Records about charts and figures:
+++

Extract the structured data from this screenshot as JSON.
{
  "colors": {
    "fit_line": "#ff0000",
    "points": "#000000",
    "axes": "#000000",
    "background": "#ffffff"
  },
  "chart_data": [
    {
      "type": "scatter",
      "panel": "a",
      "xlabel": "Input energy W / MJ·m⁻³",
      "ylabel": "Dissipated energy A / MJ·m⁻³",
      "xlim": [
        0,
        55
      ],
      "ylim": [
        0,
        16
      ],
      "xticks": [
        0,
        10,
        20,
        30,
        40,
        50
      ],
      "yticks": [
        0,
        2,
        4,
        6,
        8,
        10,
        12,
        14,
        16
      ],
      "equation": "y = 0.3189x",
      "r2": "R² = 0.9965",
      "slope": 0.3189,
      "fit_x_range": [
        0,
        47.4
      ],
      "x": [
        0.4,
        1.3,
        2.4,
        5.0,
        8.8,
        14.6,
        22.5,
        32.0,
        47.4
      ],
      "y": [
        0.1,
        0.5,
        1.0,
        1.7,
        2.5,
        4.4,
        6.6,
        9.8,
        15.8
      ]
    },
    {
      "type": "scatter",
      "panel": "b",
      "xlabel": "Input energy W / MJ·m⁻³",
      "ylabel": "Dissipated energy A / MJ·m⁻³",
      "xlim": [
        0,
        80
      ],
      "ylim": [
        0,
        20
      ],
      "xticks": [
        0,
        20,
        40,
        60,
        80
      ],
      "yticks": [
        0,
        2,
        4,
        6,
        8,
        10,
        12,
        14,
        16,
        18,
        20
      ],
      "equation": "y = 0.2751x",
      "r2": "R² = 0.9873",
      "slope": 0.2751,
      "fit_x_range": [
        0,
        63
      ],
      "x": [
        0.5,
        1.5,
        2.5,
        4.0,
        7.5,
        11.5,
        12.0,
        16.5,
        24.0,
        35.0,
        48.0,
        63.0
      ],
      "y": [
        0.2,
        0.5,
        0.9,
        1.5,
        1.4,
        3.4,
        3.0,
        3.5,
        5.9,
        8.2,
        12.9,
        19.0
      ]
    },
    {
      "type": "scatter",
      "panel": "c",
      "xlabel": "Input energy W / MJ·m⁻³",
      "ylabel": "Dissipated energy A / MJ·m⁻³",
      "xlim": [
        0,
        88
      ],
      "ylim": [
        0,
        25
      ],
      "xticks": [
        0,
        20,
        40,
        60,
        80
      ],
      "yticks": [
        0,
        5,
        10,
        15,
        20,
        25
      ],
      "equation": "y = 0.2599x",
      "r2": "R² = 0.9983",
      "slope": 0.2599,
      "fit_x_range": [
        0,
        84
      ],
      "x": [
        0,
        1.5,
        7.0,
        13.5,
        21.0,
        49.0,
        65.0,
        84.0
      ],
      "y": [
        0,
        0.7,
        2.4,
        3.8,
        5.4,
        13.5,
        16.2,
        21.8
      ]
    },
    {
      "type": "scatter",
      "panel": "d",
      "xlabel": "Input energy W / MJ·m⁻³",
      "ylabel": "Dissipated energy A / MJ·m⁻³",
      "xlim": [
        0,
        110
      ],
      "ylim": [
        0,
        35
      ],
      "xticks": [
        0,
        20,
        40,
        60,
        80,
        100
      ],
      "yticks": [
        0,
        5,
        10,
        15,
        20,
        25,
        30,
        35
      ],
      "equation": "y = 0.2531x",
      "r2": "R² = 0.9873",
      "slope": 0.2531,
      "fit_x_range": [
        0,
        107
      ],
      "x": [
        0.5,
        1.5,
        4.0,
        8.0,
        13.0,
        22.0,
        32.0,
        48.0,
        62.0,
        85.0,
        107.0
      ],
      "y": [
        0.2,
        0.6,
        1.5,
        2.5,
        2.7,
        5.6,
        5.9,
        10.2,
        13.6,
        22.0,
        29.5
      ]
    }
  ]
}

+++

WHAT YOU ARE ASKED TO DO: Copy the data above exactly. Every line must be included.

EXPECTED OUTPUT:
Extract the structured data from this screenshot as JSON.
{
  "colors": {
    "fit_line": "#ff0000",
    "points": "#000000",
    "axes": "#000000",
    "background": "#ffffff"
  },
  "chart_data": [
    {
      "type": "scatter",
      "panel": "a",
      "xlabel": "Input energy W / MJ·m⁻³",
      "ylabel": "Dissipated energy A / MJ·m⁻³",
      "xlim": [
        0,
        55
      ],
      "ylim": [
        0,
        16
      ],
      "xticks": [
        0,
        10,
        20,
        30,
        40,
        50
      ],
      "yticks": [
        0,
        2,
        4,
        6,
        8,
        10,
        12,
        14,
        16
      ],
      "equation": "y = 0.3189x",
      "r2": "R² = 0.9965",
      "slope": 0.3189,
      "fit_x_range": [
        0,
        47.4
      ],
      "x": [
        0.4,
        1.3,
        2.4,
        5.0,
        8.8,
        14.6,
        22.5,
        32.0,
        47.4
      ],
      "y": [
        0.1,
        0.5,
        1.0,
        1.7,
        2.5,
        4.4,
        6.6,
        9.8,
        15.8
      ]
    },
    {
      "type": "scatter",
      "panel": "b",
      "xlabel": "Input energy W / MJ·m⁻³",
      "ylabel": "Dissipated energy A / MJ·m⁻³",
      "xlim": [
        0,
        80
      ],
      "ylim": [
        0,
        20
      ],
      "xticks": [
        0,
        20,
        40,
        60,
        80
      ],
      "yticks": [
        0,
        2,
        4,
        6,
        8,
        10,
        12,
        14,
        16,
        18,
        20
      ],
      "equation": "y = 0.2751x",
      "r2": "R² = 0.9873",
      "slope": 0.2751,
      "fit_x_range": [
        0,
        63
      ],
      "x": [
        0.5,
        1.5,
        2.5,
        4.0,
        7.5,
        11.5,
        12.0,
        16.5,
        24.0,
        35.0,
        48.0,
        63.0
      ],
      "y": [
        0.2,
        0.5,
        0.9,
        1.5,
        1.4,
        3.4,
        3.0,
        3.5,
        5.9,
        8.2,
        12.9,
        19.0
      ]
    },
    {
      "type": "scatter",
      "panel": "c",
      "xlabel": "Input energy W / MJ·m⁻³",
      "ylabel": "Dissipated energy A / MJ·m⁻³",
      "xlim": [
        0,
        88
      ],
      "ylim": [
        0,
        25
      ],
      "xticks": [
        0,
        20,
        40,
        60,
        80
      ],
      "yticks": [
        0,
        5,
        10,
        15,
        20,
        25
      ],
      "equation": "y = 0.2599x",
      "r2": "R² = 0.9983",
      "slope": 0.2599,
      "fit_x_range": [
        0,
        84
      ],
      "x": [
        0,
        1.5,
        7.0,
        13.5,
        21.0,
        49.0,
        65.0,
        84.0
      ],
      "y": [
        0,
        0.7,
        2.4,
        3.8,
        5.4,
        13.5,
        16.2,
        21.8
      ]
    },
    {
      "type": "scatter",
      "panel": "d",
      "xlabel": "Input energy W / MJ·m⁻³",
      "ylabel": "Dissipated energy A / MJ·m⁻³",
      "xlim": [
        0,
        110
      ],
      "ylim": [
        0,
        35
      ],
      "xticks": [
        0,
        20,
        40,
        60,
        80,
        100
      ],
      "yticks": [
        0,
        5,
        10,
        15,
        20,
        25,
        30,
        35
      ],
      "equation": "y = 0.2531x",
      "r2": "R² = 0.9873",
      "slope": 0.2531,
      "fit_x_range": [
        0,
        107
      ],
      "x": [
        0.5,
        1.5,
        4.0,
        8.0,
        13.0,
        22.0,
        32.0,
        48.0,
        62.0,
        85.0,
        107.0
      ],
      "y": [
        0.2,
        0.6,
        1.5,
        2.5,
        2.7,
        5.6,
        5.9,
        10.2,
        13.6,
        22.0,
        29.5
      ]
    }
  ]
}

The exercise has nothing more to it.